-------- SOURCE DATA
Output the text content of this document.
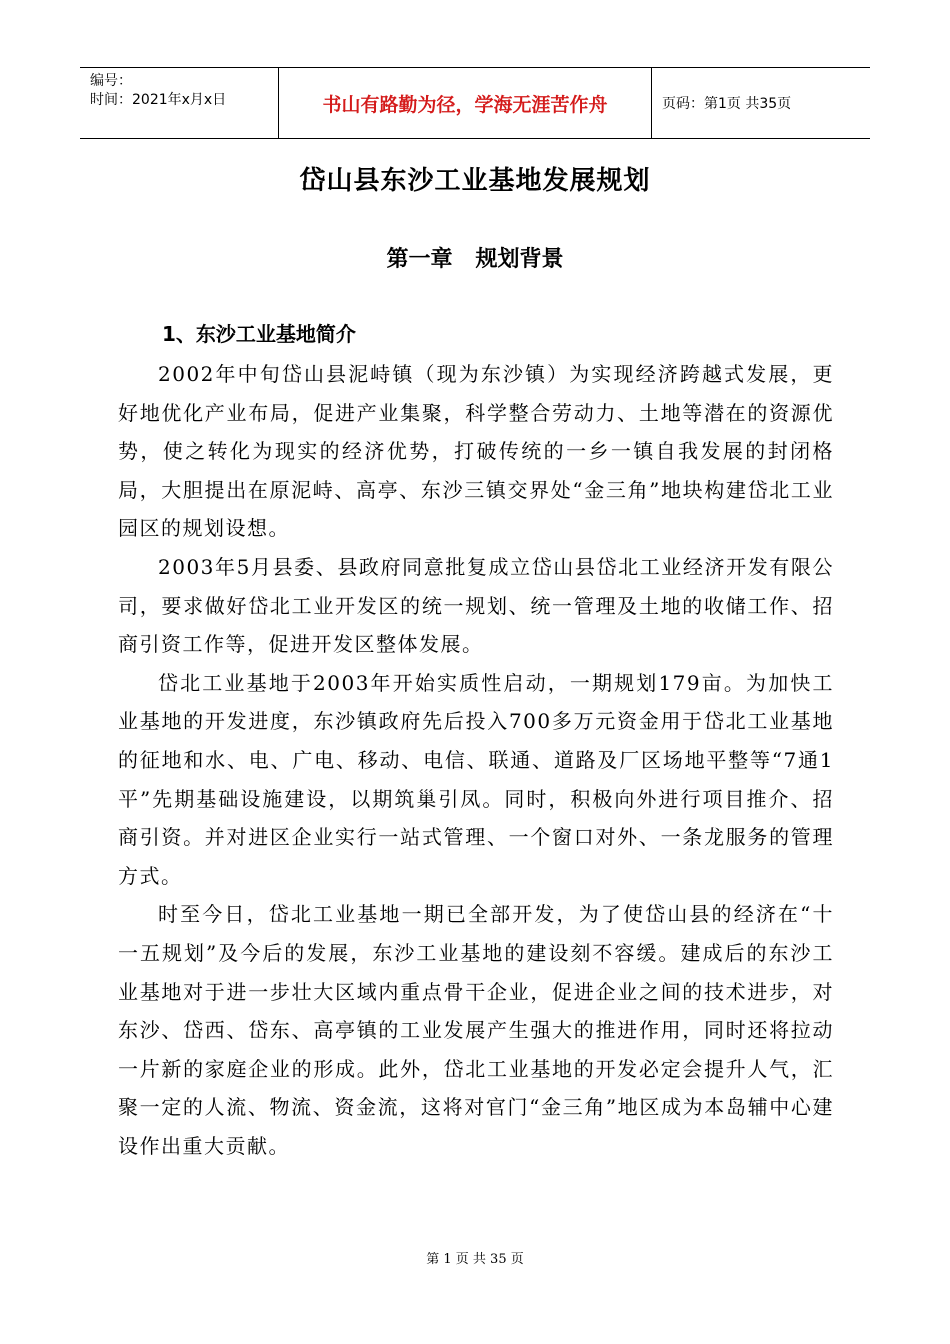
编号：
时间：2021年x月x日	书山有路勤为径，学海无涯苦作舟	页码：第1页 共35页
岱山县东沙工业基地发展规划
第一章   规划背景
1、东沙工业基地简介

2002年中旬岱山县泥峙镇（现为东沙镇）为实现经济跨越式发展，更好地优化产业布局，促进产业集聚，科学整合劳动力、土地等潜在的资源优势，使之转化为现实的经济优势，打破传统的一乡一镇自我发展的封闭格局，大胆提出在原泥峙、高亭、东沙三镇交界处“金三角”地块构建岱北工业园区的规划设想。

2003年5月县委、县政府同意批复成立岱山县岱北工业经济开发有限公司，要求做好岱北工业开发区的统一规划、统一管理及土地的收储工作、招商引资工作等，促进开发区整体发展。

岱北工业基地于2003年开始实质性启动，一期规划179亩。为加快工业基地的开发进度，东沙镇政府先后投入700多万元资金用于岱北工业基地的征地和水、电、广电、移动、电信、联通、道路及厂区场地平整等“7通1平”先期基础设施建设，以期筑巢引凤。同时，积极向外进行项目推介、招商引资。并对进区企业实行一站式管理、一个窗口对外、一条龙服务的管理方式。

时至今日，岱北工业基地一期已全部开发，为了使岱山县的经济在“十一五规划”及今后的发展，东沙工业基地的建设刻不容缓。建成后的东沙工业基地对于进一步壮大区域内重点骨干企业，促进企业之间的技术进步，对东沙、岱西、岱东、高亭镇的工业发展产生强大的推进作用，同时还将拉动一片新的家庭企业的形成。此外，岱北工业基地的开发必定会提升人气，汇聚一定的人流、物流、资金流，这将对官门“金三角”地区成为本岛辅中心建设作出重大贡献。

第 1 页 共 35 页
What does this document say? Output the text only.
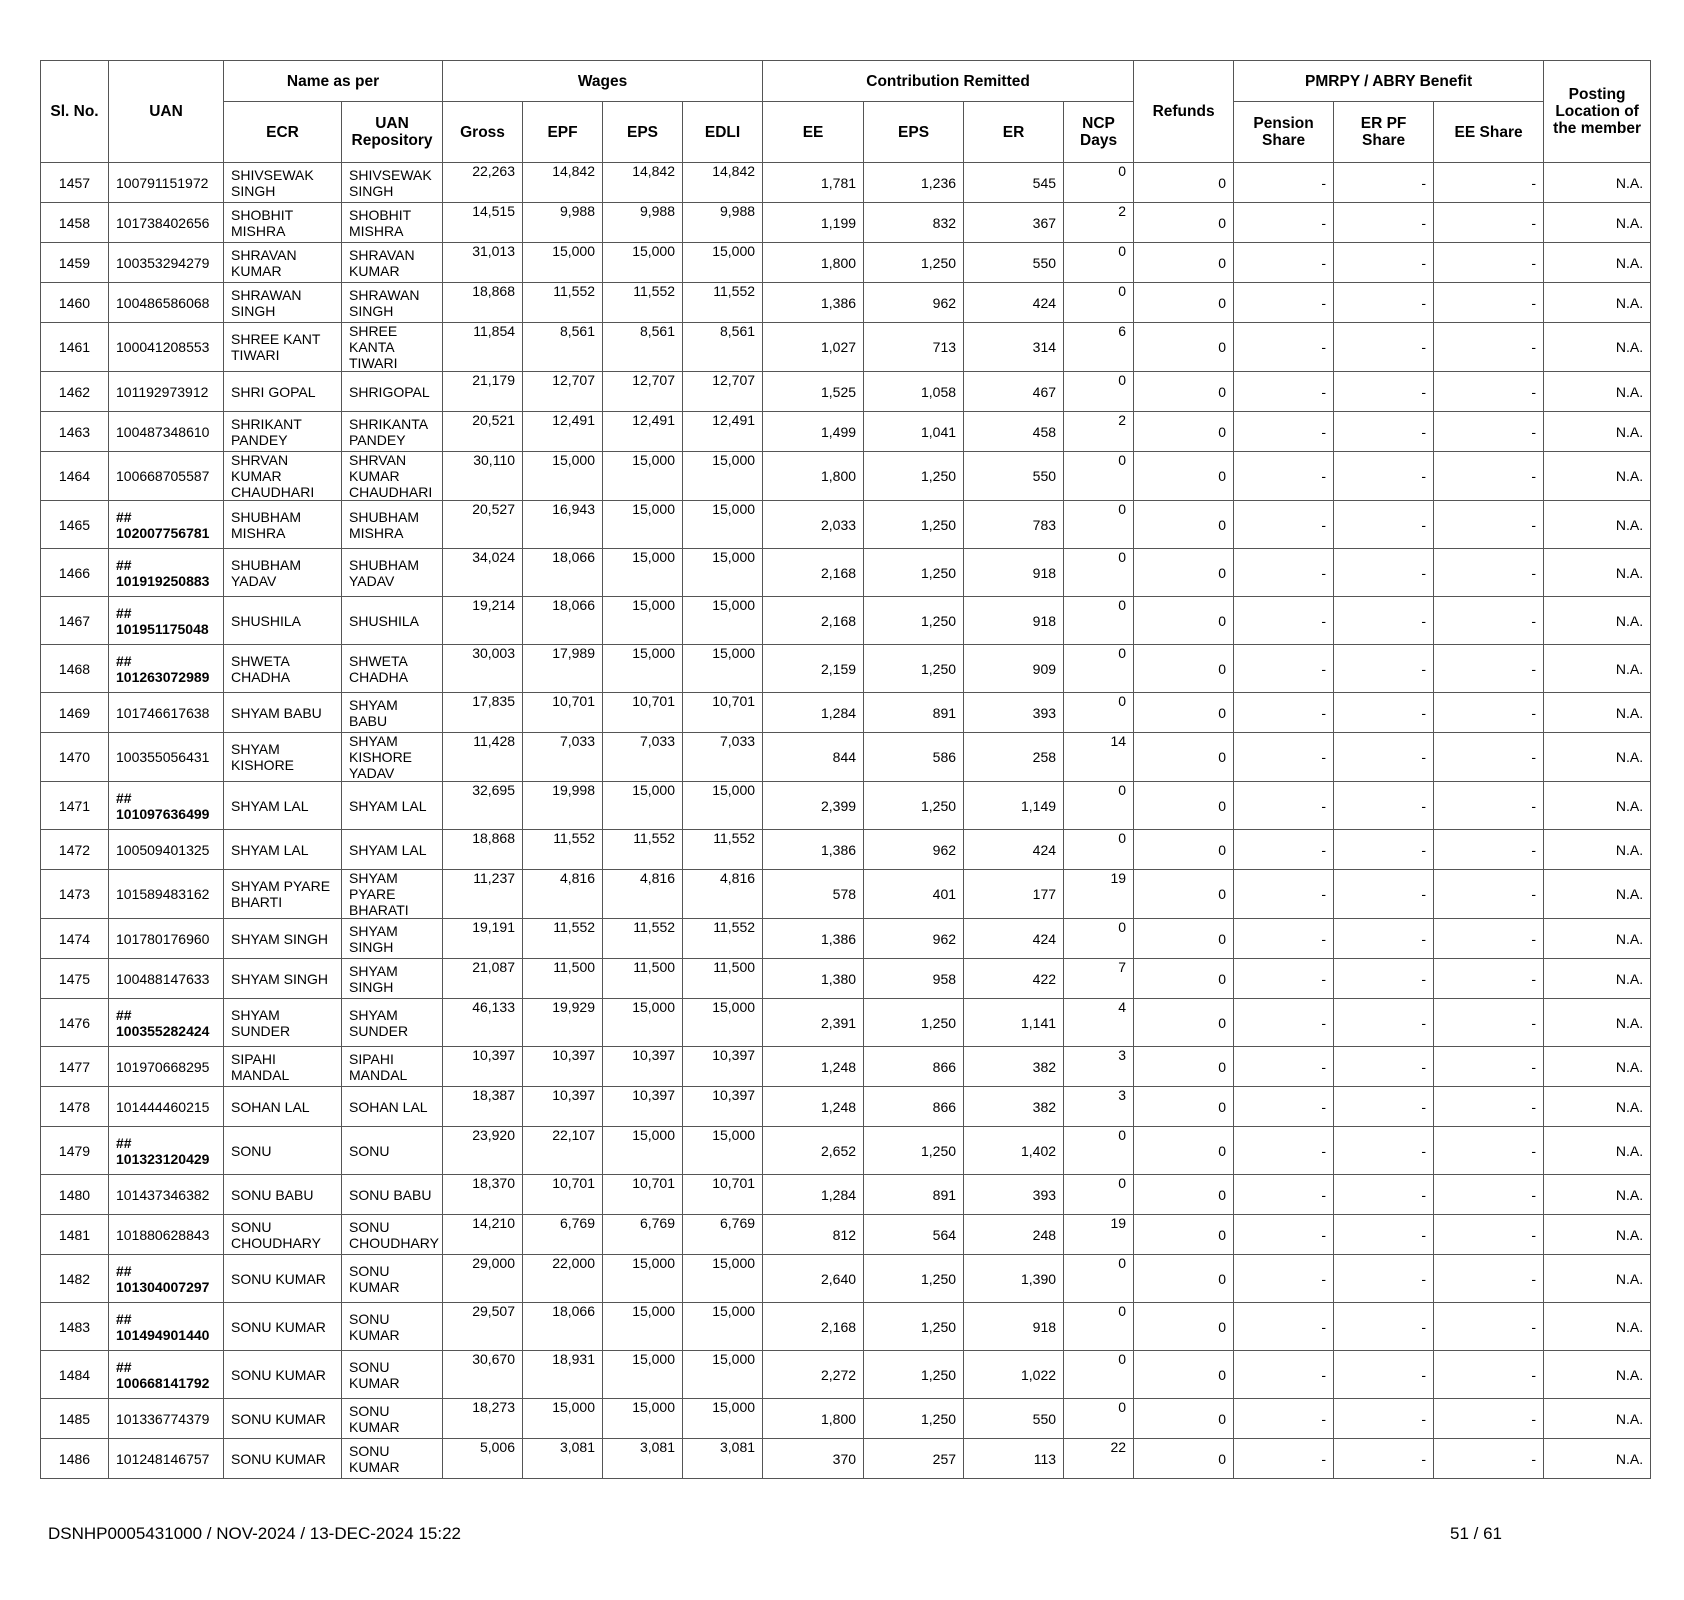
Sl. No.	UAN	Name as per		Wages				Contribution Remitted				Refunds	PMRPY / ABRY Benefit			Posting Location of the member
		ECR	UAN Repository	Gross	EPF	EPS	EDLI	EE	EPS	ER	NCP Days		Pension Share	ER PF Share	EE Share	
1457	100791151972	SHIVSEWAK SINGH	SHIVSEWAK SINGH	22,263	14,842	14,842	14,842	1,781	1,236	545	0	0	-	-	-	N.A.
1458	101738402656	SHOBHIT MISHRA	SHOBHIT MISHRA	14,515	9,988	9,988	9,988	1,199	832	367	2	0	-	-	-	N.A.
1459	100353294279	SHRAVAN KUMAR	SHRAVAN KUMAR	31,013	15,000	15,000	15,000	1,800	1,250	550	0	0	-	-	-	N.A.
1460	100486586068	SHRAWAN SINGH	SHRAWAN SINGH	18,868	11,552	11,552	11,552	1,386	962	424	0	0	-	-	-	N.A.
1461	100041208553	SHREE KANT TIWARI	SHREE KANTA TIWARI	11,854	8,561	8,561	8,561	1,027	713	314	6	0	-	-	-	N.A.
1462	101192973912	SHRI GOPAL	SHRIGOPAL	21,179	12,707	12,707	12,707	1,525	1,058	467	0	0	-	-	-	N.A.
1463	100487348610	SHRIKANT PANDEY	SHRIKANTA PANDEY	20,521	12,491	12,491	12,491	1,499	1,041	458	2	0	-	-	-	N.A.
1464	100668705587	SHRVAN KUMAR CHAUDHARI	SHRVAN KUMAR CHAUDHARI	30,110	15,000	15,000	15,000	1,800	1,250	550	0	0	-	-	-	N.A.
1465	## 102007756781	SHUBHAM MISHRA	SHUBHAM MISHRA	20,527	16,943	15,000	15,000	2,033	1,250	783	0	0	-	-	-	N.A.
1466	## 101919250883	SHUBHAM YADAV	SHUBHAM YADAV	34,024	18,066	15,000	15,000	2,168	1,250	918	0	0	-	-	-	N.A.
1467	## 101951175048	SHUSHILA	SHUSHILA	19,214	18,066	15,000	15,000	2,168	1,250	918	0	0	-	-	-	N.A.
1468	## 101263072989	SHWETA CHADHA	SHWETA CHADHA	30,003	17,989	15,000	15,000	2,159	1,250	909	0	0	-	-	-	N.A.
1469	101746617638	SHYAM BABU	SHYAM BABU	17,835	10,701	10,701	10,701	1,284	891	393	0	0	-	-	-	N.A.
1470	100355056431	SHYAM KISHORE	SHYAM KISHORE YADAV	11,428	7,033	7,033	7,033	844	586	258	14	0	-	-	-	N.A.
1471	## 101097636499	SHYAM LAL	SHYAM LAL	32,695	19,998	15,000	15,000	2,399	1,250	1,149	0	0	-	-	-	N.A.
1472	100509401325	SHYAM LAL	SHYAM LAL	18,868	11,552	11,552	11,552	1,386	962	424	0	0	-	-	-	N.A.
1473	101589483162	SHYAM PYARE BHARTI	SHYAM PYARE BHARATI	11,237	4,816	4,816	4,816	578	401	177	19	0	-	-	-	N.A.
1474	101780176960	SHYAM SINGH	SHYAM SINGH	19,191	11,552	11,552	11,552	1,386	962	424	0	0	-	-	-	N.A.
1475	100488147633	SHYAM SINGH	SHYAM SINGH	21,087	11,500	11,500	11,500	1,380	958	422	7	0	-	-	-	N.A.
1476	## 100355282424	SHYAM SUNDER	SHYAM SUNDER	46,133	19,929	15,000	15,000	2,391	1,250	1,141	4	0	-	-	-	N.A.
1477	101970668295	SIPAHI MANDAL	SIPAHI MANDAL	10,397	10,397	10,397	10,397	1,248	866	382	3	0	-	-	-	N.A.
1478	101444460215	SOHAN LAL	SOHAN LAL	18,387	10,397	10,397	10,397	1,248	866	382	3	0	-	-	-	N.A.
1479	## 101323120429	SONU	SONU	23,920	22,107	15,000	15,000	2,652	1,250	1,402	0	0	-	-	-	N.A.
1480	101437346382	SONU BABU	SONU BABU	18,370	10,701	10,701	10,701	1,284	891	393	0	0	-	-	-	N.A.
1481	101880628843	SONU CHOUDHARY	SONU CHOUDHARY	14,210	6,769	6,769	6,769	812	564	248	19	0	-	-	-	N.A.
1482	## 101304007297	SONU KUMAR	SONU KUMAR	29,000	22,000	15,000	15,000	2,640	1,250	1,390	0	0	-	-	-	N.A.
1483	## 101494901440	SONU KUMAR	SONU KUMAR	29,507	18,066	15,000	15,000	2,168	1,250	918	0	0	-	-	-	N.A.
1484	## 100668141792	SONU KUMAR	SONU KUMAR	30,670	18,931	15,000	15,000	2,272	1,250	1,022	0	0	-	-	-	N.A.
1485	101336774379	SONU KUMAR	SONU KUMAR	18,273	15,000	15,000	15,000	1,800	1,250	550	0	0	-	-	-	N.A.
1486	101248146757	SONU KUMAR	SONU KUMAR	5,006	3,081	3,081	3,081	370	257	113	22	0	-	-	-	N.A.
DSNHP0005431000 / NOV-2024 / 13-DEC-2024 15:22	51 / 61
----------------
— GIVEN INSTRUCTION —
Transcribe the records above verbatim. Do not carry over any picture.

— WRITTEN RESPONSE —
Output the text content of this document.
编号：
时间：2021年x月x日	书山有路勤为径，学海无涯苦作舟	页码：第1页 共35页
岱山县东沙工业基地发展规划
第一章   规划背景
1、东沙工业基地简介

2002年中旬岱山县泥峙镇（现为东沙镇）为实现经济跨越式发展，更好地优化产业布局，促进产业集聚，科学整合劳动力、土地等潜在的资源优势，使之转化为现实的经济优势，打破传统的一乡一镇自我发展的封闭格局，大胆提出在原泥峙、高亭、东沙三镇交界处“金三角”地块构建岱北工业园区的规划设想。

2003年5月县委、县政府同意批复成立岱山县岱北工业经济开发有限公司，要求做好岱北工业开发区的统一规划、统一管理及土地的收储工作、招商引资工作等，促进开发区整体发展。

岱北工业基地于2003年开始实质性启动，一期规划179亩。为加快工业基地的开发进度，东沙镇政府先后投入700多万元资金用于岱北工业基地的征地和水、电、广电、移动、电信、联通、道路及厂区场地平整等“7通1平”先期基础设施建设，以期筑巢引凤。同时，积极向外进行项目推介、招商引资。并对进区企业实行一站式管理、一个窗口对外、一条龙服务的管理方式。

时至今日，岱北工业基地一期已全部开发，为了使岱山县的经济在“十一五规划”及今后的发展，东沙工业基地的建设刻不容缓。建成后的东沙工业基地对于进一步壮大区域内重点骨干企业，促进企业之间的技术进步，对东沙、岱西、岱东、高亭镇的工业发展产生强大的推进作用，同时还将拉动一片新的家庭企业的形成。此外，岱北工业基地的开发必定会提升人气，汇聚一定的人流、物流、资金流，这将对官门“金三角”地区成为本岛辅中心建设作出重大贡献。

第 1 页 共 35 页
What does this document say? Output the text only.
Sl. No.	UAN	Name as per		Wages				Contribution Remitted				Refunds	PMRPY / ABRY Benefit			Posting Location of the member
		ECR	UAN Repository	Gross	EPF	EPS	EDLI	EE	EPS	ER	NCP Days		Pension Share	ER PF Share	EE Share	
1457	100791151972	SHIVSEWAK SINGH	SHIVSEWAK SINGH	22,263	14,842	14,842	14,842	1,781	1,236	545	0	0	-	-	-	N.A.
1458	101738402656	SHOBHIT MISHRA	SHOBHIT MISHRA	14,515	9,988	9,988	9,988	1,199	832	367	2	0	-	-	-	N.A.
1459	100353294279	SHRAVAN KUMAR	SHRAVAN KUMAR	31,013	15,000	15,000	15,000	1,800	1,250	550	0	0	-	-	-	N.A.
1460	100486586068	SHRAWAN SINGH	SHRAWAN SINGH	18,868	11,552	11,552	11,552	1,386	962	424	0	0	-	-	-	N.A.
1461	100041208553	SHREE KANT TIWARI	SHREE KANTA TIWARI	11,854	8,561	8,561	8,561	1,027	713	314	6	0	-	-	-	N.A.
1462	101192973912	SHRI GOPAL	SHRIGOPAL	21,179	12,707	12,707	12,707	1,525	1,058	467	0	0	-	-	-	N.A.
1463	100487348610	SHRIKANT PANDEY	SHRIKANTA PANDEY	20,521	12,491	12,491	12,491	1,499	1,041	458	2	0	-	-	-	N.A.
1464	100668705587	SHRVAN KUMAR CHAUDHARI	SHRVAN KUMAR CHAUDHARI	30,110	15,000	15,000	15,000	1,800	1,250	550	0	0	-	-	-	N.A.
1465	## 102007756781	SHUBHAM MISHRA	SHUBHAM MISHRA	20,527	16,943	15,000	15,000	2,033	1,250	783	0	0	-	-	-	N.A.
1466	## 101919250883	SHUBHAM YADAV	SHUBHAM YADAV	34,024	18,066	15,000	15,000	2,168	1,250	918	0	0	-	-	-	N.A.
1467	## 101951175048	SHUSHILA	SHUSHILA	19,214	18,066	15,000	15,000	2,168	1,250	918	0	0	-	-	-	N.A.
1468	## 101263072989	SHWETA CHADHA	SHWETA CHADHA	30,003	17,989	15,000	15,000	2,159	1,250	909	0	0	-	-	-	N.A.
1469	101746617638	SHYAM BABU	SHYAM BABU	17,835	10,701	10,701	10,701	1,284	891	393	0	0	-	-	-	N.A.
1470	100355056431	SHYAM KISHORE	SHYAM KISHORE YADAV	11,428	7,033	7,033	7,033	844	586	258	14	0	-	-	-	N.A.
1471	## 101097636499	SHYAM LAL	SHYAM LAL	32,695	19,998	15,000	15,000	2,399	1,250	1,149	0	0	-	-	-	N.A.
1472	100509401325	SHYAM LAL	SHYAM LAL	18,868	11,552	11,552	11,552	1,386	962	424	0	0	-	-	-	N.A.
1473	101589483162	SHYAM PYARE BHARTI	SHYAM PYARE BHARATI	11,237	4,816	4,816	4,816	578	401	177	19	0	-	-	-	N.A.
1474	101780176960	SHYAM SINGH	SHYAM SINGH	19,191	11,552	11,552	11,552	1,386	962	424	0	0	-	-	-	N.A.
1475	100488147633	SHYAM SINGH	SHYAM SINGH	21,087	11,500	11,500	11,500	1,380	958	422	7	0	-	-	-	N.A.
1476	## 100355282424	SHYAM SUNDER	SHYAM SUNDER	46,133	19,929	15,000	15,000	2,391	1,250	1,141	4	0	-	-	-	N.A.
1477	101970668295	SIPAHI MANDAL	SIPAHI MANDAL	10,397	10,397	10,397	10,397	1,248	866	382	3	0	-	-	-	N.A.
1478	101444460215	SOHAN LAL	SOHAN LAL	18,387	10,397	10,397	10,397	1,248	866	382	3	0	-	-	-	N.A.
1479	## 101323120429	SONU	SONU	23,920	22,107	15,000	15,000	2,652	1,250	1,402	0	0	-	-	-	N.A.
1480	101437346382	SONU BABU	SONU BABU	18,370	10,701	10,701	10,701	1,284	891	393	0	0	-	-	-	N.A.
1481	101880628843	SONU CHOUDHARY	SONU CHOUDHARY	14,210	6,769	6,769	6,769	812	564	248	19	0	-	-	-	N.A.
1482	## 101304007297	SONU KUMAR	SONU KUMAR	29,000	22,000	15,000	15,000	2,640	1,250	1,390	0	0	-	-	-	N.A.
1483	## 101494901440	SONU KUMAR	SONU KUMAR	29,507	18,066	15,000	15,000	2,168	1,250	918	0	0	-	-	-	N.A.
1484	## 100668141792	SONU KUMAR	SONU KUMAR	30,670	18,931	15,000	15,000	2,272	1,250	1,022	0	0	-	-	-	N.A.
1485	101336774379	SONU KUMAR	SONU KUMAR	18,273	15,000	15,000	15,000	1,800	1,250	550	0	0	-	-	-	N.A.
1486	101248146757	SONU KUMAR	SONU KUMAR	5,006	3,081	3,081	3,081	370	257	113	22	0	-	-	-	N.A.
DSNHP0005431000 / NOV-2024 / 13-DEC-2024 15:22	51 / 61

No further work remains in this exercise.